A run of records:
◇ ◇ ◇ ◇

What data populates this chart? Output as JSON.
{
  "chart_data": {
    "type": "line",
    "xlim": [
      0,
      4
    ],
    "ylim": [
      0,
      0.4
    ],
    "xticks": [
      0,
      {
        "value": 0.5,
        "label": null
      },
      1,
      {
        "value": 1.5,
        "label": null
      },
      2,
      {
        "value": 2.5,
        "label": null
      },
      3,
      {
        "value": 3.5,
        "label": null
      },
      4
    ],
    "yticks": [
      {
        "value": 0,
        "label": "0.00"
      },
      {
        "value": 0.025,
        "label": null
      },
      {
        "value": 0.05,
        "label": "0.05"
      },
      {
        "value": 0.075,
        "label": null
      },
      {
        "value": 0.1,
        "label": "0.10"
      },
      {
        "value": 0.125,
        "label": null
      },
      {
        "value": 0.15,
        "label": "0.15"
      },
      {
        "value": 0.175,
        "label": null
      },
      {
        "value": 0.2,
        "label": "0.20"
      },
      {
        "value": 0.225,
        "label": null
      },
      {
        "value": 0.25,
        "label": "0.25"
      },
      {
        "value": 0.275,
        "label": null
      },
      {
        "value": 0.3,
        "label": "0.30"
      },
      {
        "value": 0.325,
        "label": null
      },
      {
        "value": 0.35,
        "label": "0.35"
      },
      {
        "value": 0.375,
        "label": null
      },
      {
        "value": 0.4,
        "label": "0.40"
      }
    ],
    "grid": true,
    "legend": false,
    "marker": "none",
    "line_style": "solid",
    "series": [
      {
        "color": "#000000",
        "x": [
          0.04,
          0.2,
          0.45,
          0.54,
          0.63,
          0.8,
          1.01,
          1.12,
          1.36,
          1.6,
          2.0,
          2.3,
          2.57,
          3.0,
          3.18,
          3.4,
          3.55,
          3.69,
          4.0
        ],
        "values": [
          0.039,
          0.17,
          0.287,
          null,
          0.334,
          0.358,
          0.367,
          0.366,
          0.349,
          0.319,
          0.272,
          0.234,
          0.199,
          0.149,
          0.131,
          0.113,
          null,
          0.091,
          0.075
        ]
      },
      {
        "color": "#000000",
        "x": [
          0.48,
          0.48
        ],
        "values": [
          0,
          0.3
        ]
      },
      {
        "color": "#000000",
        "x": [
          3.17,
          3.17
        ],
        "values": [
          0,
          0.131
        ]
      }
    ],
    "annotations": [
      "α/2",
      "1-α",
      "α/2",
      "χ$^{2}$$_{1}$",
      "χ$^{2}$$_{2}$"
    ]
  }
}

◇ ◇ ◇ ◇

Written problem. Copy out each line above, character for character.

Answer for the task.
What data populates this chart? Output as JSON.
{
  "chart_data": {
    "type": "line",
    "xlim": [
      0,
      4
    ],
    "ylim": [
      0,
      0.4
    ],
    "xticks": [
      0,
      {
        "value": 0.5,
        "label": null
      },
      1,
      {
        "value": 1.5,
        "label": null
      },
      2,
      {
        "value": 2.5,
        "label": null
      },
      3,
      {
        "value": 3.5,
        "label": null
      },
      4
    ],
    "yticks": [
      {
        "value": 0,
        "label": "0.00"
      },
      {
        "value": 0.025,
        "label": null
      },
      {
        "value": 0.05,
        "label": "0.05"
      },
      {
        "value": 0.075,
        "label": null
      },
      {
        "value": 0.1,
        "label": "0.10"
      },
      {
        "value": 0.125,
        "label": null
      },
      {
        "value": 0.15,
        "label": "0.15"
      },
      {
        "value": 0.175,
        "label": null
      },
      {
        "value": 0.2,
        "label": "0.20"
      },
      {
        "value": 0.225,
        "label": null
      },
      {
        "value": 0.25,
        "label": "0.25"
      },
      {
        "value": 0.275,
        "label": null
      },
      {
        "value": 0.3,
        "label": "0.30"
      },
      {
        "value": 0.325,
        "label": null
      },
      {
        "value": 0.35,
        "label": "0.35"
      },
      {
        "value": 0.375,
        "label": null
      },
      {
        "value": 0.4,
        "label": "0.40"
      }
    ],
    "grid": true,
    "legend": false,
    "marker": "none",
    "line_style": "solid",
    "series": [
      {
        "color": "#000000",
        "x": [
          0.04,
          0.2,
          0.45,
          0.54,
          0.63,
          0.8,
          1.01,
          1.12,
          1.36,
          1.6,
          2.0,
          2.3,
          2.57,
          3.0,
          3.18,
          3.4,
          3.55,
          3.69,
          4.0
        ],
        "values": [
          0.039,
          0.17,
          0.287,
          null,
          0.334,
          0.358,
          0.367,
          0.366,
          0.349,
          0.319,
          0.272,
          0.234,
          0.199,
          0.149,
          0.131,
          0.113,
          null,
          0.091,
          0.075
        ]
      },
      {
        "color": "#000000",
        "x": [
          0.48,
          0.48
        ],
        "values": [
          0,
          0.3
        ]
      },
      {
        "color": "#000000",
        "x": [
          3.17,
          3.17
        ],
        "values": [
          0,
          0.131
        ]
      }
    ],
    "annotations": [
      "α/2",
      "1-α",
      "α/2",
      "χ$^{2}$$_{1}$",
      "χ$^{2}$$_{2}$"
    ]
  }
}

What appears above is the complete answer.